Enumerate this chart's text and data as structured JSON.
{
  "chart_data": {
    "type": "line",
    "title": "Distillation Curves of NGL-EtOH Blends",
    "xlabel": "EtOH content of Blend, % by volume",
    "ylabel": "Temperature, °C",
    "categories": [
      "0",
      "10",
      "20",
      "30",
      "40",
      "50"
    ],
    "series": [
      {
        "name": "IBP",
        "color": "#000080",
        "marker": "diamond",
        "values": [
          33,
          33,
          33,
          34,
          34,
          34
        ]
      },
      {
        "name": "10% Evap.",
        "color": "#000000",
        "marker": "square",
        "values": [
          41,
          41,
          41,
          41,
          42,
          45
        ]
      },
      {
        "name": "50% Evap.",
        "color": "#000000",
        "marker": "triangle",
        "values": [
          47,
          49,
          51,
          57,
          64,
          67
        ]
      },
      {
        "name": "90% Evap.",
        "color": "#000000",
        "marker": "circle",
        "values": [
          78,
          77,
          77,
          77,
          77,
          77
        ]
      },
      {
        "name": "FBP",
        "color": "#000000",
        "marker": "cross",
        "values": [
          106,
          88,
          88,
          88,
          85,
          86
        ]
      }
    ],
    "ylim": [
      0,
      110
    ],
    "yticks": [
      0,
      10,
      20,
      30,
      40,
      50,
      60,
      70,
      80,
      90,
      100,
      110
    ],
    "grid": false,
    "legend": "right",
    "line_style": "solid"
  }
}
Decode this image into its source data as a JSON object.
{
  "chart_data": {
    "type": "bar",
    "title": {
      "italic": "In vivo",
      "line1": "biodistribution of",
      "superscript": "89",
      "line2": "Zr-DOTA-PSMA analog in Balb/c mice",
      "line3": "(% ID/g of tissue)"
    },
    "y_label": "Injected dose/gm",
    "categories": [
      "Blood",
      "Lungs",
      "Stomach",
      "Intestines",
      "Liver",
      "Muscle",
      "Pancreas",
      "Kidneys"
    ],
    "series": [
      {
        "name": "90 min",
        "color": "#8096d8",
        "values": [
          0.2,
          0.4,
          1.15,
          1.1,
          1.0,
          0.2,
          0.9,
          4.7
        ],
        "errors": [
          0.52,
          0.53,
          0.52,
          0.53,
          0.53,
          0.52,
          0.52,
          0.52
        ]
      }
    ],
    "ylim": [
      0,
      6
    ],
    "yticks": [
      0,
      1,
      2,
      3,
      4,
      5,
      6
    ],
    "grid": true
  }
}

..........

EXERCISE INSTRUCTIONS: All of the entries must be written out exactly as they stand.

FINAL RESULT:
Enumerate this chart's text and data as structured JSON.
{
  "chart_data": {
    "type": "line",
    "title": "Distillation Curves of NGL-EtOH Blends",
    "xlabel": "EtOH content of Blend, % by volume",
    "ylabel": "Temperature, °C",
    "categories": [
      "0",
      "10",
      "20",
      "30",
      "40",
      "50"
    ],
    "series": [
      {
        "name": "IBP",
        "color": "#000080",
        "marker": "diamond",
        "values": [
          33,
          33,
          33,
          34,
          34,
          34
        ]
      },
      {
        "name": "10% Evap.",
        "color": "#000000",
        "marker": "square",
        "values": [
          41,
          41,
          41,
          41,
          42,
          45
        ]
      },
      {
        "name": "50% Evap.",
        "color": "#000000",
        "marker": "triangle",
        "values": [
          47,
          49,
          51,
          57,
          64,
          67
        ]
      },
      {
        "name": "90% Evap.",
        "color": "#000000",
        "marker": "circle",
        "values": [
          78,
          77,
          77,
          77,
          77,
          77
        ]
      },
      {
        "name": "FBP",
        "color": "#000000",
        "marker": "cross",
        "values": [
          106,
          88,
          88,
          88,
          85,
          86
        ]
      }
    ],
    "ylim": [
      0,
      110
    ],
    "yticks": [
      0,
      10,
      20,
      30,
      40,
      50,
      60,
      70,
      80,
      90,
      100,
      110
    ],
    "grid": false,
    "legend": "right",
    "line_style": "solid"
  }
}
Decode this image into its source data as a JSON object.
{
  "chart_data": {
    "type": "bar",
    "title": {
      "italic": "In vivo",
      "line1": "biodistribution of",
      "superscript": "89",
      "line2": "Zr-DOTA-PSMA analog in Balb/c mice",
      "line3": "(% ID/g of tissue)"
    },
    "y_label": "Injected dose/gm",
    "categories": [
      "Blood",
      "Lungs",
      "Stomach",
      "Intestines",
      "Liver",
      "Muscle",
      "Pancreas",
      "Kidneys"
    ],
    "series": [
      {
        "name": "90 min",
        "color": "#8096d8",
        "values": [
          0.2,
          0.4,
          1.15,
          1.1,
          1.0,
          0.2,
          0.9,
          4.7
        ],
        "errors": [
          0.52,
          0.53,
          0.52,
          0.53,
          0.53,
          0.52,
          0.52,
          0.52
        ]
      }
    ],
    "ylim": [
      0,
      6
    ],
    "yticks": [
      0,
      1,
      2,
      3,
      4,
      5,
      6
    ],
    "grid": true
  }
}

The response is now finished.